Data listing
———

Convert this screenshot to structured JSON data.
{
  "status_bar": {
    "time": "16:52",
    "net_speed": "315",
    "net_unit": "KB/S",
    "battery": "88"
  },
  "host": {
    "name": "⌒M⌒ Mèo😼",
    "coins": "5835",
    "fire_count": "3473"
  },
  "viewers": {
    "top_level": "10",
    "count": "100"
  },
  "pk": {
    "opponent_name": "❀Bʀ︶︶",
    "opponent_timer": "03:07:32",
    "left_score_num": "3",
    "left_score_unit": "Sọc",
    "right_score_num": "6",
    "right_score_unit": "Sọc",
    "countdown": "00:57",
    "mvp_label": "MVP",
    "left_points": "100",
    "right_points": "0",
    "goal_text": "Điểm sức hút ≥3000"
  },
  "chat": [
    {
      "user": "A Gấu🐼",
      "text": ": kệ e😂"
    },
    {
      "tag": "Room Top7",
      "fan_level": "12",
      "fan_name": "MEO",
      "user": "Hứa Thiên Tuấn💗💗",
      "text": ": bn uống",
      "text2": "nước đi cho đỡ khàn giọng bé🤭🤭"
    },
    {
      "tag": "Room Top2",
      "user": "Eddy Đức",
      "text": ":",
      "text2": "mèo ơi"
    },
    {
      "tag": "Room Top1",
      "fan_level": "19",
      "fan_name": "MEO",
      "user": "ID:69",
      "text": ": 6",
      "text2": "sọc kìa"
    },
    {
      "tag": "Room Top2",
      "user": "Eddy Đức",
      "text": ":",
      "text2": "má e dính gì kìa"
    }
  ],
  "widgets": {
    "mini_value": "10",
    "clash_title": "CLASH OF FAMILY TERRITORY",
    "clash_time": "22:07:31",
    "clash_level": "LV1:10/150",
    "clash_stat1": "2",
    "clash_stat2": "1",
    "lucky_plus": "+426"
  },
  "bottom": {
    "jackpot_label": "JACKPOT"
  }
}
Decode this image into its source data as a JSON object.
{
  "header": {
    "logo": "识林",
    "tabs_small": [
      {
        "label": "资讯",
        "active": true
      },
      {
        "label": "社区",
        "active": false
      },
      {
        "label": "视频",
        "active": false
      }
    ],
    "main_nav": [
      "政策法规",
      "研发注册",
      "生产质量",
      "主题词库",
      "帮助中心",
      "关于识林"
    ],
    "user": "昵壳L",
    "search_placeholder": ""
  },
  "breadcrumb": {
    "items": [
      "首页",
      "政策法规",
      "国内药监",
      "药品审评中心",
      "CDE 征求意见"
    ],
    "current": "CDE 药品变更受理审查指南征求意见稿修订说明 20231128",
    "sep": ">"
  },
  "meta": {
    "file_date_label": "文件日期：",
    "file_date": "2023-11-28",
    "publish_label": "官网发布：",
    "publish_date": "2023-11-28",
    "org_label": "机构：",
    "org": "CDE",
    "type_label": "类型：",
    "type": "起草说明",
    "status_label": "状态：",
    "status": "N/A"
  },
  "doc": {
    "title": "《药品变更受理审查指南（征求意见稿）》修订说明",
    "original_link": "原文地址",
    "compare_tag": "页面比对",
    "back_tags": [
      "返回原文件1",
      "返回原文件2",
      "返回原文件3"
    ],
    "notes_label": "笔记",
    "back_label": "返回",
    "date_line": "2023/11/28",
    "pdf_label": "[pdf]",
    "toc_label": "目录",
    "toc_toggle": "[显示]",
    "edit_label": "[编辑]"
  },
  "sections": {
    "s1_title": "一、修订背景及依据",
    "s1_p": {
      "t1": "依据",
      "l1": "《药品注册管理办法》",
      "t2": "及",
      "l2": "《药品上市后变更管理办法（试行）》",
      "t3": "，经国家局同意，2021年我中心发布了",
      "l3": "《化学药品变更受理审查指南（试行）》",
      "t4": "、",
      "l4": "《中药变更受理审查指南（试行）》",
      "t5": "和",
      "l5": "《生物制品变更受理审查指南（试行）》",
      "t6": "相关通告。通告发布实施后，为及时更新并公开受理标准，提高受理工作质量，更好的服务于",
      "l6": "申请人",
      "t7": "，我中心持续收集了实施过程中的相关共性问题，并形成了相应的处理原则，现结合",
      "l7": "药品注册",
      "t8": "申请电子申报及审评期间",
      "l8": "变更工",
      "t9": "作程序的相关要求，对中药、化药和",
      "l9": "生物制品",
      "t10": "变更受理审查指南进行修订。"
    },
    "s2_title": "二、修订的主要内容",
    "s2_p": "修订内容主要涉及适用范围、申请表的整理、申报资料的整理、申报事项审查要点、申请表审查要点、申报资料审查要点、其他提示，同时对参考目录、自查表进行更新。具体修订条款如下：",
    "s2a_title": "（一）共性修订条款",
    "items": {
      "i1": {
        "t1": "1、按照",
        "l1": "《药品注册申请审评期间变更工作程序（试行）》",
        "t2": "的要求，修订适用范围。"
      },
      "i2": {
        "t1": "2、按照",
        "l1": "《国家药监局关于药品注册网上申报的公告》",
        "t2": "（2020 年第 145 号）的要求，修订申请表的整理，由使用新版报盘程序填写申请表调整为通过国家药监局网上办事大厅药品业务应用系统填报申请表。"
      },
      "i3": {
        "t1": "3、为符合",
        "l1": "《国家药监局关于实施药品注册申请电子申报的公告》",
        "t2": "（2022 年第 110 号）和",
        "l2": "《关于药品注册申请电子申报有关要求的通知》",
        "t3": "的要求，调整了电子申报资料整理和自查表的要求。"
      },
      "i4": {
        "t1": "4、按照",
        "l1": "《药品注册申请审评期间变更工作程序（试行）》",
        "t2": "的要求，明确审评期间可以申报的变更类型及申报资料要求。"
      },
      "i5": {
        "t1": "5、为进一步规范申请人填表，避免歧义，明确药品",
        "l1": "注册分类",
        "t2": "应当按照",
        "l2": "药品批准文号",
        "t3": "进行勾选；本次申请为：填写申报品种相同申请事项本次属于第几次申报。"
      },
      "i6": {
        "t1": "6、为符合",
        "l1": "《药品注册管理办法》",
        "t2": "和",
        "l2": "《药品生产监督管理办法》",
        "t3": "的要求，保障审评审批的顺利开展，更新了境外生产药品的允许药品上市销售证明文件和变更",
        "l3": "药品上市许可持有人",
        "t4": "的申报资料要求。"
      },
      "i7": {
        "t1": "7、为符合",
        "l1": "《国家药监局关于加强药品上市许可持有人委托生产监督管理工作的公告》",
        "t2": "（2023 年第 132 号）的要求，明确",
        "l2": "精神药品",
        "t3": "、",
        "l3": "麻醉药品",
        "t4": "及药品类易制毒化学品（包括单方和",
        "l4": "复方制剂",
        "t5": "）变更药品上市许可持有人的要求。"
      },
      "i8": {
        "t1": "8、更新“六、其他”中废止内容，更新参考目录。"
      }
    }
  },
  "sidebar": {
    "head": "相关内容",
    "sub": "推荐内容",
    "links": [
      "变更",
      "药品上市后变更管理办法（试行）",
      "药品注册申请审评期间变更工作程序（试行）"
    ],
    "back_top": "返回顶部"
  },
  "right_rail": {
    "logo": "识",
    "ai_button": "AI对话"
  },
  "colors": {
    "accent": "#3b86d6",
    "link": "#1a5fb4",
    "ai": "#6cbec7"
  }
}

———

[Aim]: Where a line of the entries contains the word "Room", copy that line.

[Reply to the task]:
      "tag": "Room Top7",
      "tag": "Room Top2",
      "tag": "Room Top1",
      "tag": "Room Top2",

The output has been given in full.